* Your instructions
Pick out each line in these entries that contains the string "this".

[START OF Records for processing]

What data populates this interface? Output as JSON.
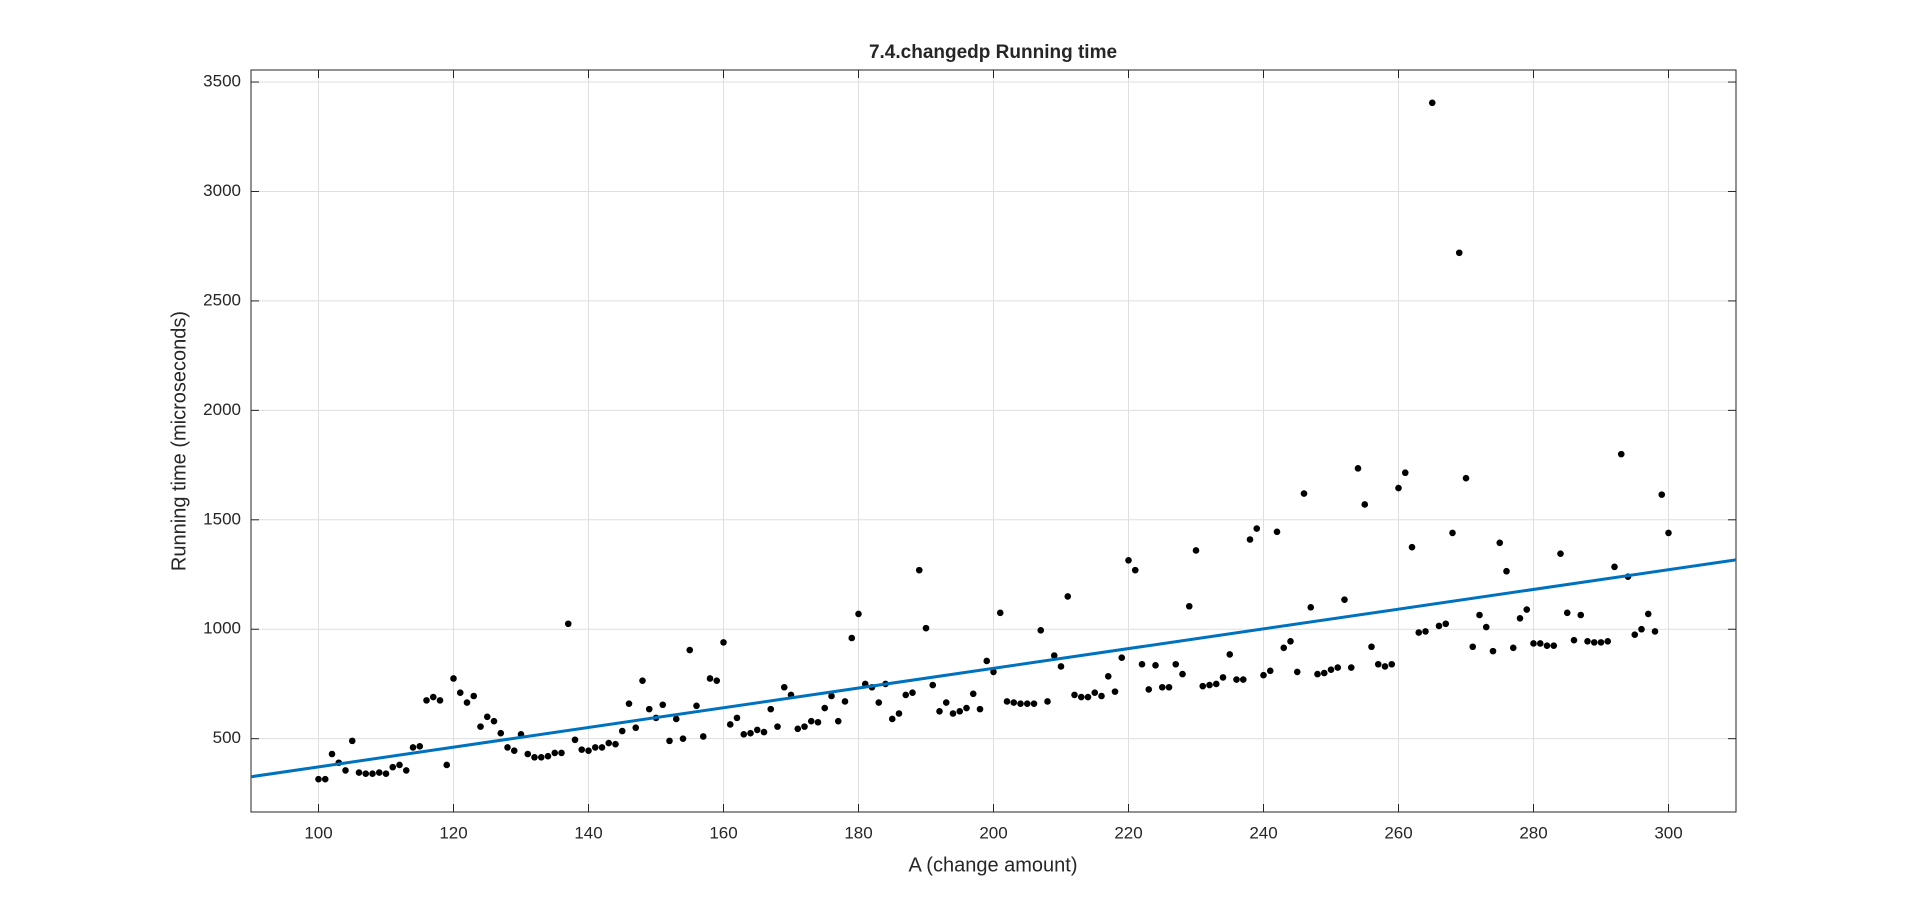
{
  "chart_data": {
    "type": "scatter",
    "title": "7.4.changedp Running time",
    "x_label": "A (change amount)",
    "y_label": "Running time (microseconds)",
    "xlim": [
      90,
      310
    ],
    "ylim": [
      165,
      3555
    ],
    "xticks": [
      100,
      120,
      140,
      160,
      180,
      200,
      220,
      240,
      260,
      280,
      300
    ],
    "yticks": [
      500,
      1000,
      1500,
      2000,
      2500,
      3000,
      3500
    ],
    "grid": true,
    "series": [
      {
        "color": "#000000",
        "x": [
          100,
          101,
          102,
          103,
          104,
          105,
          106,
          107,
          108,
          109,
          110,
          111,
          112,
          113,
          114,
          115,
          116,
          117,
          118,
          119,
          120,
          121,
          122,
          123,
          124,
          125,
          126,
          127,
          128,
          129,
          130,
          131,
          132,
          133,
          134,
          135,
          136,
          137,
          138,
          139,
          140,
          141,
          142,
          143,
          144,
          145,
          146,
          147,
          148,
          149,
          150,
          151,
          152,
          153,
          154,
          155,
          156,
          157,
          158,
          159,
          160,
          161,
          162,
          163,
          164,
          165,
          166,
          167,
          168,
          169,
          170,
          171,
          172,
          173,
          174,
          175,
          176,
          177,
          178,
          179,
          180,
          181,
          182,
          183,
          184,
          185,
          186,
          187,
          188,
          189,
          190,
          191,
          192,
          193,
          194,
          195,
          196,
          197,
          198,
          199,
          200,
          201,
          202,
          203,
          204,
          205,
          206,
          207,
          208,
          209,
          210,
          211,
          212,
          213,
          214,
          215,
          216,
          217,
          218,
          219,
          220,
          221,
          222,
          223,
          224,
          225,
          226,
          227,
          228,
          229,
          230,
          231,
          232,
          233,
          234,
          235,
          236,
          237,
          238,
          239,
          240,
          241,
          242,
          243,
          244,
          245,
          246,
          247,
          248,
          249,
          250,
          251,
          252,
          253,
          254,
          255,
          256,
          257,
          258,
          259,
          260,
          261,
          262,
          263,
          264,
          265,
          266,
          267,
          268,
          269,
          270,
          271,
          272,
          273,
          274,
          275,
          276,
          277,
          278,
          279,
          280,
          281,
          282,
          283,
          284,
          285,
          286,
          287,
          288,
          289,
          290,
          291,
          292,
          293,
          294,
          295,
          296,
          297,
          298,
          299,
          300
        ],
        "values": [
          315,
          315,
          430,
          390,
          355,
          490,
          345,
          340,
          340,
          345,
          340,
          370,
          380,
          355,
          460,
          465,
          675,
          690,
          675,
          380,
          775,
          710,
          665,
          695,
          555,
          600,
          580,
          525,
          460,
          445,
          520,
          430,
          415,
          415,
          420,
          435,
          435,
          1025,
          495,
          450,
          445,
          460,
          460,
          480,
          475,
          535,
          660,
          550,
          765,
          635,
          595,
          655,
          490,
          590,
          500,
          905,
          650,
          510,
          775,
          765,
          940,
          565,
          595,
          520,
          525,
          540,
          530,
          635,
          555,
          735,
          700,
          545,
          555,
          580,
          575,
          640,
          695,
          580,
          670,
          960,
          1070,
          750,
          735,
          665,
          750,
          590,
          615,
          700,
          710,
          1270,
          1005,
          745,
          625,
          665,
          615,
          625,
          640,
          705,
          635,
          855,
          805,
          1075,
          670,
          665,
          660,
          660,
          660,
          995,
          670,
          880,
          830,
          1150,
          700,
          690,
          690,
          710,
          695,
          785,
          715,
          870,
          1315,
          1270,
          840,
          725,
          835,
          735,
          735,
          840,
          795,
          1105,
          1360,
          740,
          745,
          750,
          780,
          885,
          770,
          770,
          1410,
          1460,
          790,
          810,
          1445,
          915,
          945,
          805,
          1620,
          1100,
          795,
          800,
          815,
          825,
          1135,
          825,
          1735,
          1570,
          920,
          840,
          830,
          840,
          1645,
          1715,
          1375,
          985,
          990,
          3405,
          1015,
          1025,
          1440,
          2720,
          1690,
          920,
          1065,
          1010,
          900,
          1395,
          1265,
          915,
          1050,
          1090,
          935,
          935,
          925,
          925,
          1345,
          1075,
          950,
          1065,
          945,
          940,
          940,
          945,
          1285,
          1800,
          1240,
          975,
          1000,
          1070,
          990,
          1615,
          1440
        ]
      },
      {
        "color": "#0072bd",
        "kind": "line",
        "x": [
          90,
          310
        ],
        "values": [
          326,
          1317
        ]
      }
    ]
  }
}
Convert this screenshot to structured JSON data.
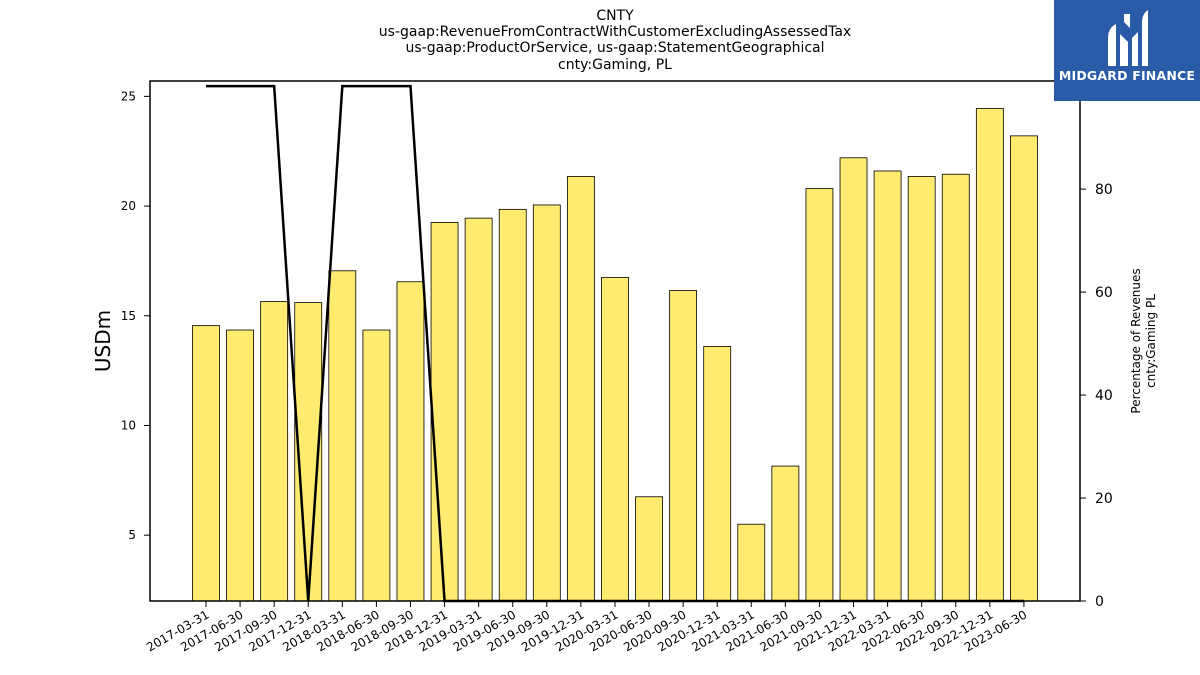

[END OF Records for processing]

* Complete output
What data populates this interface? Output as JSON.
Convert this screenshot to structured JSON data.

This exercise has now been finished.